WHAT IS EXPECTED:
In the listing below, locate the lines that hold the string "cheese". Copy those lines.

──────── INFORMATION SUPPLIED ────────

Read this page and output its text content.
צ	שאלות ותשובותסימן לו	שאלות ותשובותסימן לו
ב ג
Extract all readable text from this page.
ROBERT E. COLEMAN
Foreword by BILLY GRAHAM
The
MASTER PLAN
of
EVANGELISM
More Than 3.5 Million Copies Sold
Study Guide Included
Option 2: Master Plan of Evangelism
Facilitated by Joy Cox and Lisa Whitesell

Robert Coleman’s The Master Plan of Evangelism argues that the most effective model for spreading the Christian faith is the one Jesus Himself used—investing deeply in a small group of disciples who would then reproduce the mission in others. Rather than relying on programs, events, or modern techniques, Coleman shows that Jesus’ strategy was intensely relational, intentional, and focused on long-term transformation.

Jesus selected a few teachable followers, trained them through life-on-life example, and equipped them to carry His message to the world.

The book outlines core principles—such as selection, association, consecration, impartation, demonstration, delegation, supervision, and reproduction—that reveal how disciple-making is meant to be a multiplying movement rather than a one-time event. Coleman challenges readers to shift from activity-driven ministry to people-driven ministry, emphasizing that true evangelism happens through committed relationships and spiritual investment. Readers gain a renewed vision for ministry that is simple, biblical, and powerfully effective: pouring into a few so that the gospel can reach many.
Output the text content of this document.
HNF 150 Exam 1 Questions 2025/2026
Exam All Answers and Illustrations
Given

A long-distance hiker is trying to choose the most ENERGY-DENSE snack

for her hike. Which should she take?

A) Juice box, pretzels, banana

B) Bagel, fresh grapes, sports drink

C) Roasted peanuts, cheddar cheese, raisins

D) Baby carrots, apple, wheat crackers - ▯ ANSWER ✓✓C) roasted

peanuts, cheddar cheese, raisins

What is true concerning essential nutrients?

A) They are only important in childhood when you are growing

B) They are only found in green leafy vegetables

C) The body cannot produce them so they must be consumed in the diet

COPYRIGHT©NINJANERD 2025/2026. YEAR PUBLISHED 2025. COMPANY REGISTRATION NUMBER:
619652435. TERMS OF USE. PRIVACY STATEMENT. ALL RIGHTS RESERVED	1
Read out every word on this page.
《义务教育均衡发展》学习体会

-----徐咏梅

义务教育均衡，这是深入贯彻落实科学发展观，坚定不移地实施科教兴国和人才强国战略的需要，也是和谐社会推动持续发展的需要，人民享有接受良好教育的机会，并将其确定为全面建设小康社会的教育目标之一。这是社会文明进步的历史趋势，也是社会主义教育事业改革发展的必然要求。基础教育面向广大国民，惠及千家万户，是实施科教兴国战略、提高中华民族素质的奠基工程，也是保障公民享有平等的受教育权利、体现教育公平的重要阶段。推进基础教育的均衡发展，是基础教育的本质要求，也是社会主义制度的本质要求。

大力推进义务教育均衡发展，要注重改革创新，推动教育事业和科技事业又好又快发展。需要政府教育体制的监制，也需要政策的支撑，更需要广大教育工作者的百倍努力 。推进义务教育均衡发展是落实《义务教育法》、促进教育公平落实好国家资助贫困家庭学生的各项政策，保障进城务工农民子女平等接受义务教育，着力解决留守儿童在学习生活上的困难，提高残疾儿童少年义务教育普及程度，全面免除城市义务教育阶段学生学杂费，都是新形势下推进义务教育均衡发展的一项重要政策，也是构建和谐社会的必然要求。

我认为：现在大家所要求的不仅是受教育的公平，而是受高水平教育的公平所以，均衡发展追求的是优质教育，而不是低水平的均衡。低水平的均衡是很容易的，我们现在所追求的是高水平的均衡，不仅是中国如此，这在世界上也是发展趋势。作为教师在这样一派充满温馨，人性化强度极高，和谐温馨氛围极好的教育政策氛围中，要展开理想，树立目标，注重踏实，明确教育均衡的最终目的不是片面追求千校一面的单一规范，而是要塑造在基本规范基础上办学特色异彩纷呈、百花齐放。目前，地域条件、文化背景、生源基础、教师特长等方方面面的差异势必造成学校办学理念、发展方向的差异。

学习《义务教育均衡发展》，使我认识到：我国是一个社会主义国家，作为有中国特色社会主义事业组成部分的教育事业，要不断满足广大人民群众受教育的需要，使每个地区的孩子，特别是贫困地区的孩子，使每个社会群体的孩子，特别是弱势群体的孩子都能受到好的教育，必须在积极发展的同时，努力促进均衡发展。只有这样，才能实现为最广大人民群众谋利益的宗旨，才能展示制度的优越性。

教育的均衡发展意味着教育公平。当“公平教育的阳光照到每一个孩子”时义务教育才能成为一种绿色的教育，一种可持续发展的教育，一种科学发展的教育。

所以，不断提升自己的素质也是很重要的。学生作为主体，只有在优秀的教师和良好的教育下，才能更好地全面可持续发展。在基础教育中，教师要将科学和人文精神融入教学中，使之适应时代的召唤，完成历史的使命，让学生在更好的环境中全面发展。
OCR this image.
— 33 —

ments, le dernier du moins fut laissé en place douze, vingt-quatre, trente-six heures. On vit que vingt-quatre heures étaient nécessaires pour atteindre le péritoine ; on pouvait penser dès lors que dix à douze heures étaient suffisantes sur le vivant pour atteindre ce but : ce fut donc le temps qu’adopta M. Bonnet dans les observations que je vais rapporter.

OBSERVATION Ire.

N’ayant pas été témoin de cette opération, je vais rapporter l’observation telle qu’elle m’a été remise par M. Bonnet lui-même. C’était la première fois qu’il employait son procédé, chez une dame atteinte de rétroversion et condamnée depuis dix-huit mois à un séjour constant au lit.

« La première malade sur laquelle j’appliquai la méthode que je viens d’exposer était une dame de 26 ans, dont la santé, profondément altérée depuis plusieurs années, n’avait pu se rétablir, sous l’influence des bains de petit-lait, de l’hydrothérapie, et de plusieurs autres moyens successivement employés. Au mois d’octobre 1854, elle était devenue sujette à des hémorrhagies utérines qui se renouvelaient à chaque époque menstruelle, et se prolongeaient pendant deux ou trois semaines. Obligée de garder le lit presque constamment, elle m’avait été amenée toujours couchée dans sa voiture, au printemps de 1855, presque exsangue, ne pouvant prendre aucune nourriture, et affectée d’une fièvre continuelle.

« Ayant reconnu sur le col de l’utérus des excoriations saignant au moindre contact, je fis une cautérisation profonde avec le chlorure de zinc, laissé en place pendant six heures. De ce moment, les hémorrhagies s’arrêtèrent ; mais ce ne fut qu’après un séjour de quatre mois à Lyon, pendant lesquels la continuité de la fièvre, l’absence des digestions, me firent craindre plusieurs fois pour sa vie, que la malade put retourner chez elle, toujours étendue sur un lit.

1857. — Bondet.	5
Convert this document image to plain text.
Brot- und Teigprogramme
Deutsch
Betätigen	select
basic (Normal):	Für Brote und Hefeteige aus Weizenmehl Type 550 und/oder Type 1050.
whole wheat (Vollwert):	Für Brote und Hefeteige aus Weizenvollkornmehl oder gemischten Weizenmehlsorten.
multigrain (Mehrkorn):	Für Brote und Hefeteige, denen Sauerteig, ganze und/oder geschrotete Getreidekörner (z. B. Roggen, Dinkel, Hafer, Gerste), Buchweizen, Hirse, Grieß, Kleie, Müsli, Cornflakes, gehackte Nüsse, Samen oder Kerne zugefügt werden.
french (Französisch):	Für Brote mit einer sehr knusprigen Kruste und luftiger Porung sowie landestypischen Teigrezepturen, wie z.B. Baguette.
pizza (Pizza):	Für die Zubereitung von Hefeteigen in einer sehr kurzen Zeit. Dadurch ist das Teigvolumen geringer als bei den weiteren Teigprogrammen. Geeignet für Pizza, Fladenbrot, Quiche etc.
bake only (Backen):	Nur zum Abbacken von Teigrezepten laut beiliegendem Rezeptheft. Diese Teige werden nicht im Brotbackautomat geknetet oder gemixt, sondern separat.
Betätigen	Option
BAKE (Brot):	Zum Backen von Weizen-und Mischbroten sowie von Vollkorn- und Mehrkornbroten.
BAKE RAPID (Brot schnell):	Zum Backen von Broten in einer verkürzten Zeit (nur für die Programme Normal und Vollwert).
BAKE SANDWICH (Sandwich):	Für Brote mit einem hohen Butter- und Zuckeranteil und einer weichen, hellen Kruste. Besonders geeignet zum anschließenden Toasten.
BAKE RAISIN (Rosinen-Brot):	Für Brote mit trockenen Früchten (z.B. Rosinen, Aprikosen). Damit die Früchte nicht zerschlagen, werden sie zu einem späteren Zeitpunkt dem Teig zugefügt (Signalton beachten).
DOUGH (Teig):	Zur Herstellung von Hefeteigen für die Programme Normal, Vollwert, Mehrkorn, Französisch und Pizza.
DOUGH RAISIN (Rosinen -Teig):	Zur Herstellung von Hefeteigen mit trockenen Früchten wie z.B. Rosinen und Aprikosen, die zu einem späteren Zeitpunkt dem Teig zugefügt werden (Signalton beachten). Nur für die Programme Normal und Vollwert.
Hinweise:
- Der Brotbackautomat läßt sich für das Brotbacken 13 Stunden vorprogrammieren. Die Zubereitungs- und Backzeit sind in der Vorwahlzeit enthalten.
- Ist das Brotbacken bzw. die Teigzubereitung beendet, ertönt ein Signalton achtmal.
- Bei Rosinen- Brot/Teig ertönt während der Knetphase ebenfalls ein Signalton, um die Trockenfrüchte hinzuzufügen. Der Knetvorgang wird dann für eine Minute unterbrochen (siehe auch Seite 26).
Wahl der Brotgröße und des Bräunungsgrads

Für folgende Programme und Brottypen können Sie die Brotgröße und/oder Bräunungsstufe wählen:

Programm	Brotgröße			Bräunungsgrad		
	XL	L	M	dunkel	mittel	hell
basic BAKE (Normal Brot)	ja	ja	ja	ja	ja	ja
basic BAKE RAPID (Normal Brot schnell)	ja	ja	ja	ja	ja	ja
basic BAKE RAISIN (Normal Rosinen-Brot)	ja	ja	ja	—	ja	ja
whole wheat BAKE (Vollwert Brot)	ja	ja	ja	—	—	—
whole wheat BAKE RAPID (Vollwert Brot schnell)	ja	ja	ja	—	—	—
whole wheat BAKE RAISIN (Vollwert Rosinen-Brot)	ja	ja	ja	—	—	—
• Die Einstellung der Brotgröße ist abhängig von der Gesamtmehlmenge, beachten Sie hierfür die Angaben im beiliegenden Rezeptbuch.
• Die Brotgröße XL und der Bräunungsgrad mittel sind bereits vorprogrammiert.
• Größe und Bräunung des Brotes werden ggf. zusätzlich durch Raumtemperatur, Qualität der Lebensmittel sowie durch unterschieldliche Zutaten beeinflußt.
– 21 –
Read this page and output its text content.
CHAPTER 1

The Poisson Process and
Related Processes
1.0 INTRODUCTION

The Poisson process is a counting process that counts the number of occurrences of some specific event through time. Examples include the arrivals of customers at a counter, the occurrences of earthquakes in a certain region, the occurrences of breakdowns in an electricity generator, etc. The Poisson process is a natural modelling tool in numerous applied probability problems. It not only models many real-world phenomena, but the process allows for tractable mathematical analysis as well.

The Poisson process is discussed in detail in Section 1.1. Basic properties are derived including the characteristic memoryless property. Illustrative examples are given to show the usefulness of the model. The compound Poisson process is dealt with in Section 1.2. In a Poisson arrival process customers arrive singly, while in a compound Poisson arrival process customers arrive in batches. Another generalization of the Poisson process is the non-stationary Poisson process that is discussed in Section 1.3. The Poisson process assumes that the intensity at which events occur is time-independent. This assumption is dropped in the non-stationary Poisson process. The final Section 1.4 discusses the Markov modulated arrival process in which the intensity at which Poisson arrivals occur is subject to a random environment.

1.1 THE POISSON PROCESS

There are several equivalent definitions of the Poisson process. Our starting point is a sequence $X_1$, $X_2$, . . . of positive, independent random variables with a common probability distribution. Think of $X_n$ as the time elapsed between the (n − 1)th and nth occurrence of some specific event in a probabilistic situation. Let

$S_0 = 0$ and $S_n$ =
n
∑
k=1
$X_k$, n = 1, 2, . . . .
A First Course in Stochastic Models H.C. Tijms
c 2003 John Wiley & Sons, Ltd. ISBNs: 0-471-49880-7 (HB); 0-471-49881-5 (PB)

────────

WRITTEN RESPONSE:
C) Roasted peanuts, cheddar cheese, raisins
peanuts, cheddar cheese, raisins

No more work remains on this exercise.